Stored records:

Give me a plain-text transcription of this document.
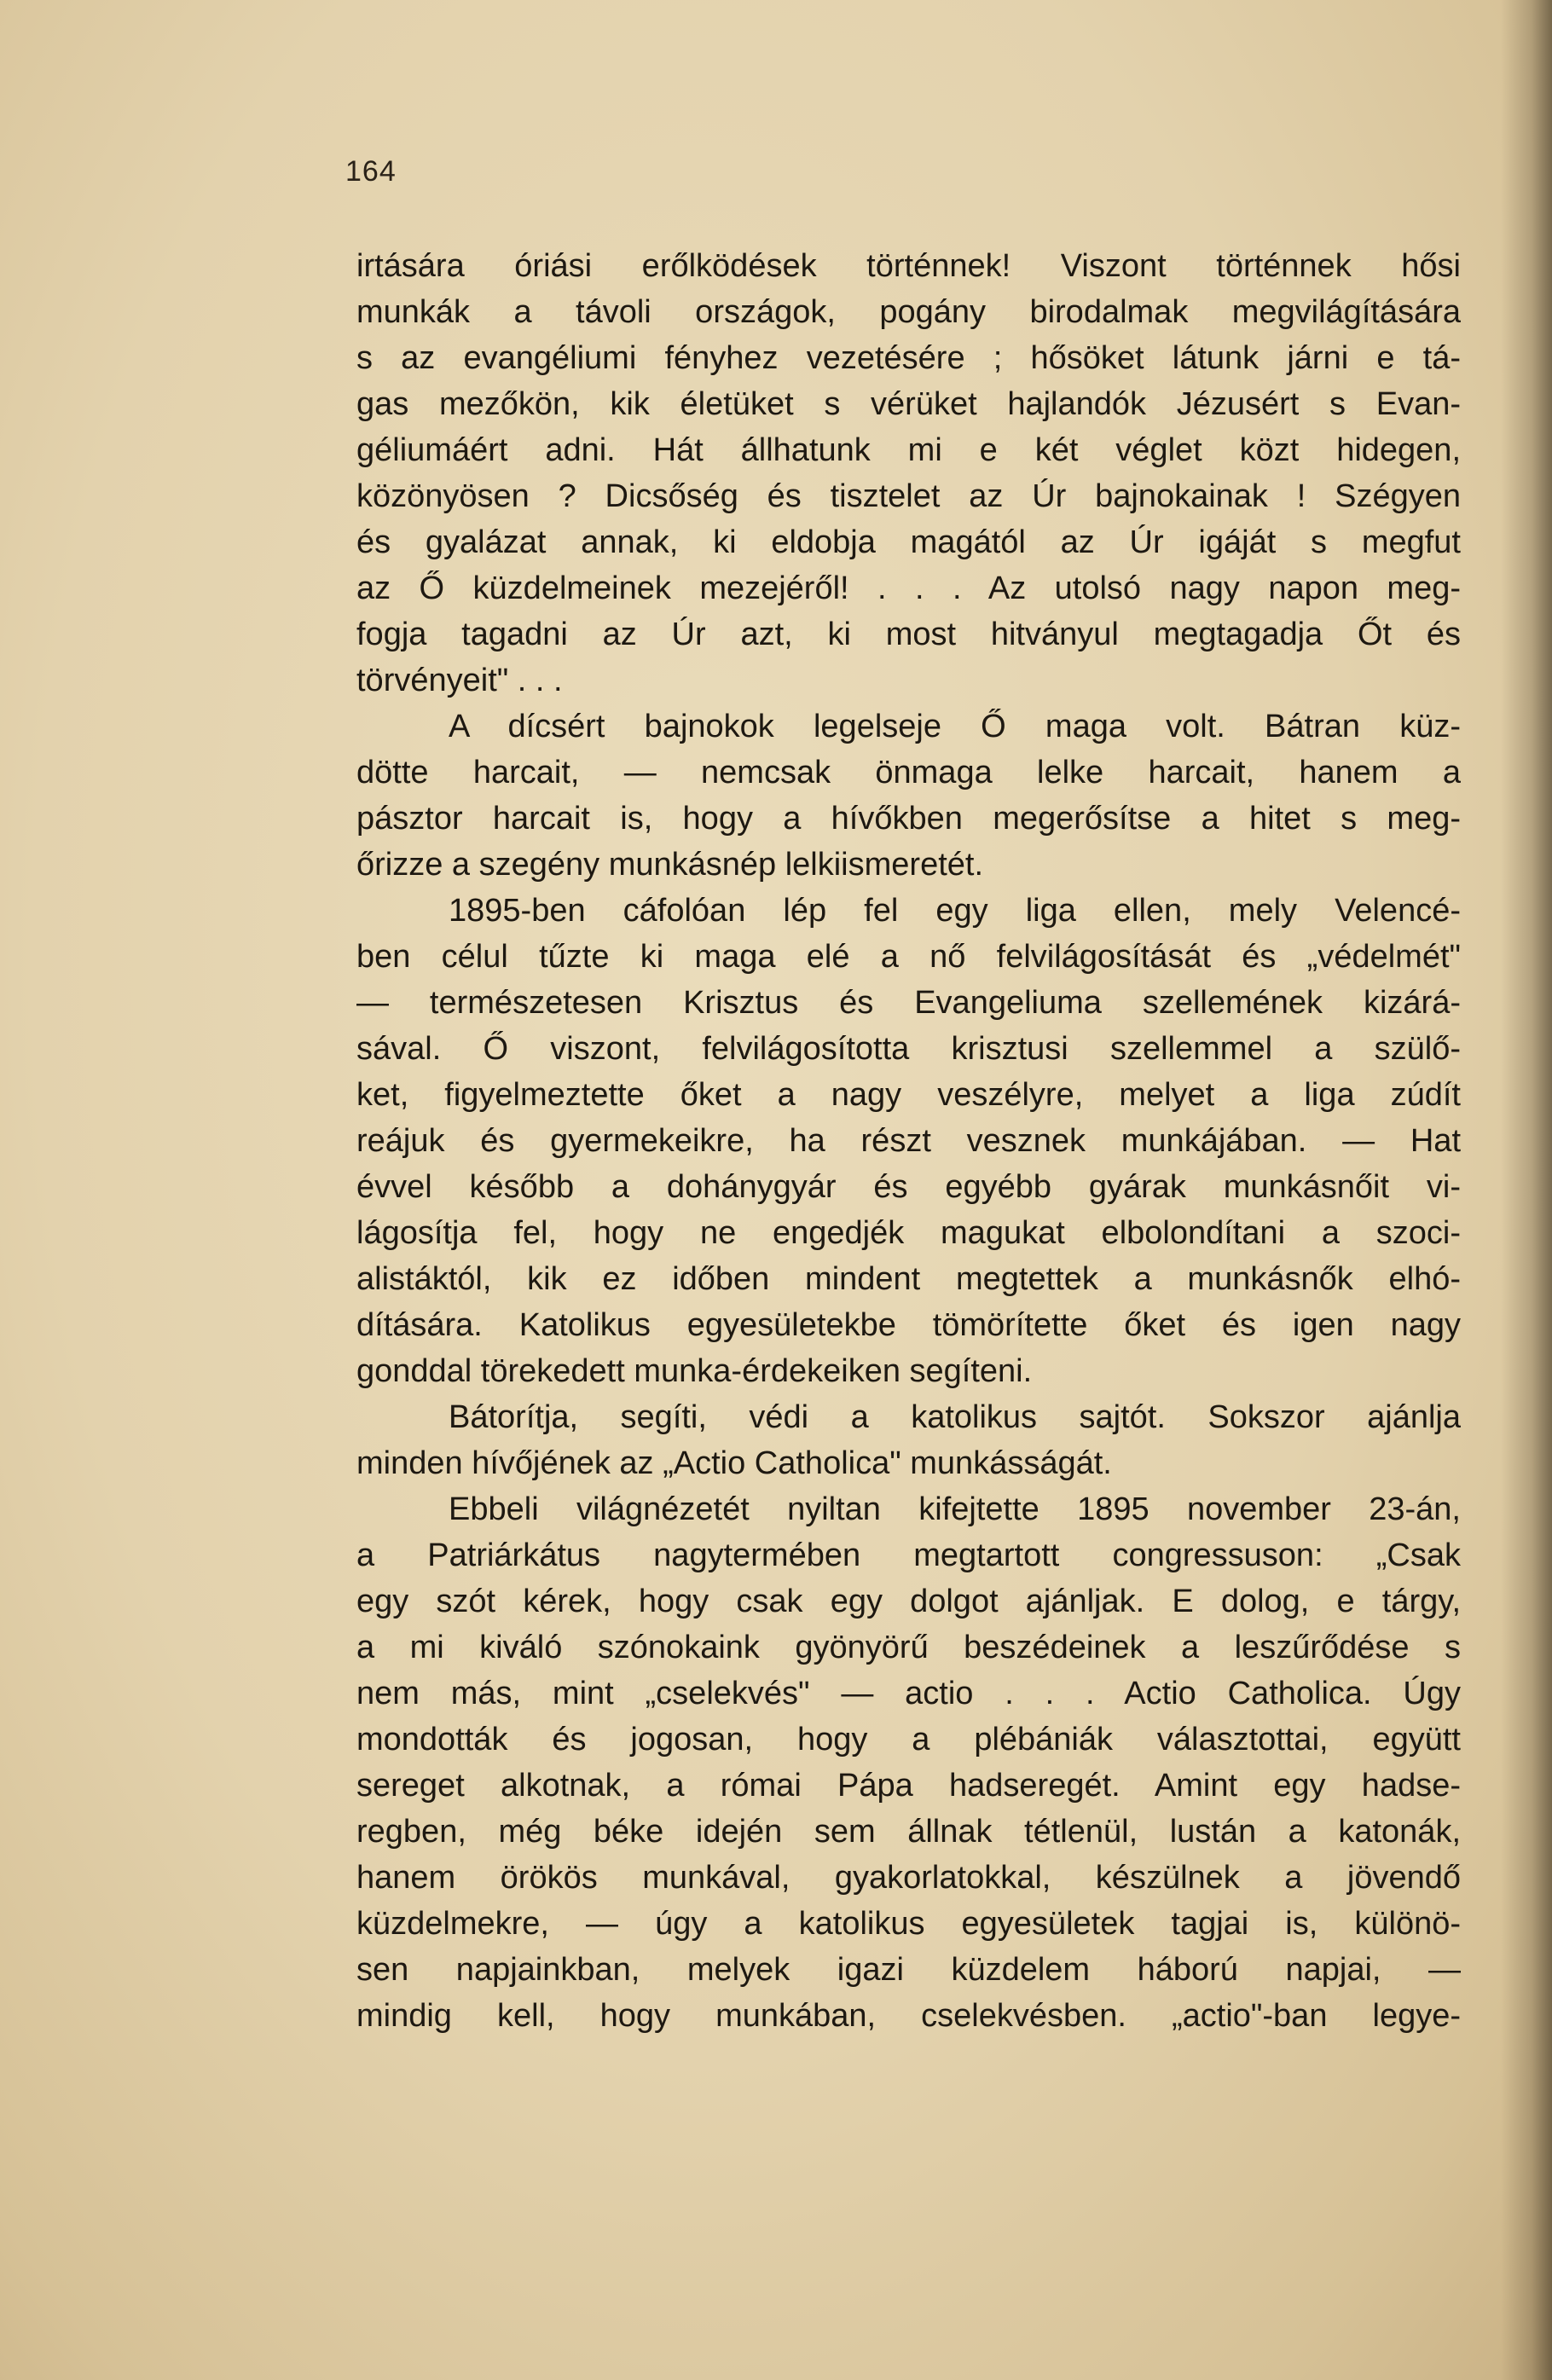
164
irtására óriási erőlködések történnek! Viszont történnek hősi
munkák a távoli országok, pogány birodalmak megvilágítására
s az evangéliumi fényhez vezetésére ; hősöket látunk járni e tá-
gas mezőkön, kik életüket s vérüket hajlandók Jézusért s Evan-
géliumáért adni. Hát állhatunk mi e két véglet közt hidegen,
közönyösen ? Dicsőség és tisztelet az Úr bajnokainak ! Szégyen
és gyalázat annak, ki eldobja magától az Úr igáját s megfut
az Ő küzdelmeinek mezejéről! . . . Az utolsó nagy napon meg-
fogja tagadni az Úr azt, ki most hitványul megtagadja Őt és
törvényeit" . . .
A dícsért bajnokok legelseje Ő maga volt. Bátran küz-
dötte harcait, — nemcsak önmaga lelke harcait, hanem a
pásztor harcait is, hogy a hívőkben megerősítse a hitet s meg-
őrizze a szegény munkásnép lelkiismeretét.
1895-ben cáfolóan lép fel egy liga ellen, mely Velencé-
ben célul tűzte ki maga elé a nő felvilágosítását és „védelmét"
— természetesen Krisztus és Evangeliuma szellemének kizárá-
sával. Ő viszont, felvilágosította krisztusi szellemmel a szülő-
ket, figyelmeztette őket a nagy veszélyre, melyet a liga zúdít
reájuk és gyermekeikre, ha részt vesznek munkájában. — Hat
évvel később a dohánygyár és egyébb gyárak munkásnőit vi-
lágosítja fel, hogy ne engedjék magukat elbolondítani a szoci-
alistáktól, kik ez időben mindent megtettek a munkásnők elhó-
dítására. Katolikus egyesületekbe tömörítette őket és igen nagy
gonddal törekedett munka-érdekeiken segíteni.
Bátorítja, segíti, védi a katolikus sajtót. Sokszor ajánlja
minden hívőjének az „Actio Catholica" munkásságát.
Ebbeli világnézetét nyiltan kifejtette 1895 november 23-án,
a Patriárkátus nagytermében megtartott congressuson: „Csak
egy szót kérek, hogy csak egy dolgot ajánljak. E dolog, e tárgy,
a mi kiváló szónokaink gyönyörű beszédeinek a leszűrődése s
nem más, mint „cselekvés" — actio . . . Actio Catholica. Úgy
mondották és jogosan, hogy a plébániák választottai, együtt
sereget alkotnak, a római Pápa hadseregét. Amint egy hadse-
regben, még béke idején sem állnak tétlenül, lustán a katonák,
hanem örökös munkával, gyakorlatokkal, készülnek a jövendő
küzdelmekre, — úgy a katolikus egyesületek tagjai is, különö-
sen napjainkban, melyek igazi küzdelem háború napjai, —
mindig kell, hogy munkában, cselekvésben. „actio"-ban legye-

PROBLEM DESCRIPTION:
Images should not appear in the copy; retype the listing above exactly.

EXERCISE SOLUTION:
Give me a plain-text transcription of this document.
164
irtására óriási erőlködések történnek! Viszont történnek hősi
munkák a távoli országok, pogány birodalmak megvilágítására
s az evangéliumi fényhez vezetésére ; hősöket látunk járni e tá-
gas mezőkön, kik életüket s vérüket hajlandók Jézusért s Evan-
géliumáért adni. Hát állhatunk mi e két véglet közt hidegen,
közönyösen ? Dicsőség és tisztelet az Úr bajnokainak ! Szégyen
és gyalázat annak, ki eldobja magától az Úr igáját s megfut
az Ő küzdelmeinek mezejéről! . . . Az utolsó nagy napon meg-
fogja tagadni az Úr azt, ki most hitványul megtagadja Őt és
törvényeit" . . .
A dícsért bajnokok legelseje Ő maga volt. Bátran küz-
dötte harcait, — nemcsak önmaga lelke harcait, hanem a
pásztor harcait is, hogy a hívőkben megerősítse a hitet s meg-
őrizze a szegény munkásnép lelkiismeretét.
1895-ben cáfolóan lép fel egy liga ellen, mely Velencé-
ben célul tűzte ki maga elé a nő felvilágosítását és „védelmét"
— természetesen Krisztus és Evangeliuma szellemének kizárá-
sával. Ő viszont, felvilágosította krisztusi szellemmel a szülő-
ket, figyelmeztette őket a nagy veszélyre, melyet a liga zúdít
reájuk és gyermekeikre, ha részt vesznek munkájában. — Hat
évvel később a dohánygyár és egyébb gyárak munkásnőit vi-
lágosítja fel, hogy ne engedjék magukat elbolondítani a szoci-
alistáktól, kik ez időben mindent megtettek a munkásnők elhó-
dítására. Katolikus egyesületekbe tömörítette őket és igen nagy
gonddal törekedett munka-érdekeiken segíteni.
Bátorítja, segíti, védi a katolikus sajtót. Sokszor ajánlja
minden hívőjének az „Actio Catholica" munkásságát.
Ebbeli világnézetét nyiltan kifejtette 1895 november 23-án,
a Patriárkátus nagytermében megtartott congressuson: „Csak
egy szót kérek, hogy csak egy dolgot ajánljak. E dolog, e tárgy,
a mi kiváló szónokaink gyönyörű beszédeinek a leszűrődése s
nem más, mint „cselekvés" — actio . . . Actio Catholica. Úgy
mondották és jogosan, hogy a plébániák választottai, együtt
sereget alkotnak, a római Pápa hadseregét. Amint egy hadse-
regben, még béke idején sem állnak tétlenül, lustán a katonák,
hanem örökös munkával, gyakorlatokkal, készülnek a jövendő
küzdelmekre, — úgy a katolikus egyesületek tagjai is, különö-
sen napjainkban, melyek igazi küzdelem háború napjai, —
mindig kell, hogy munkában, cselekvésben. „actio"-ban legye-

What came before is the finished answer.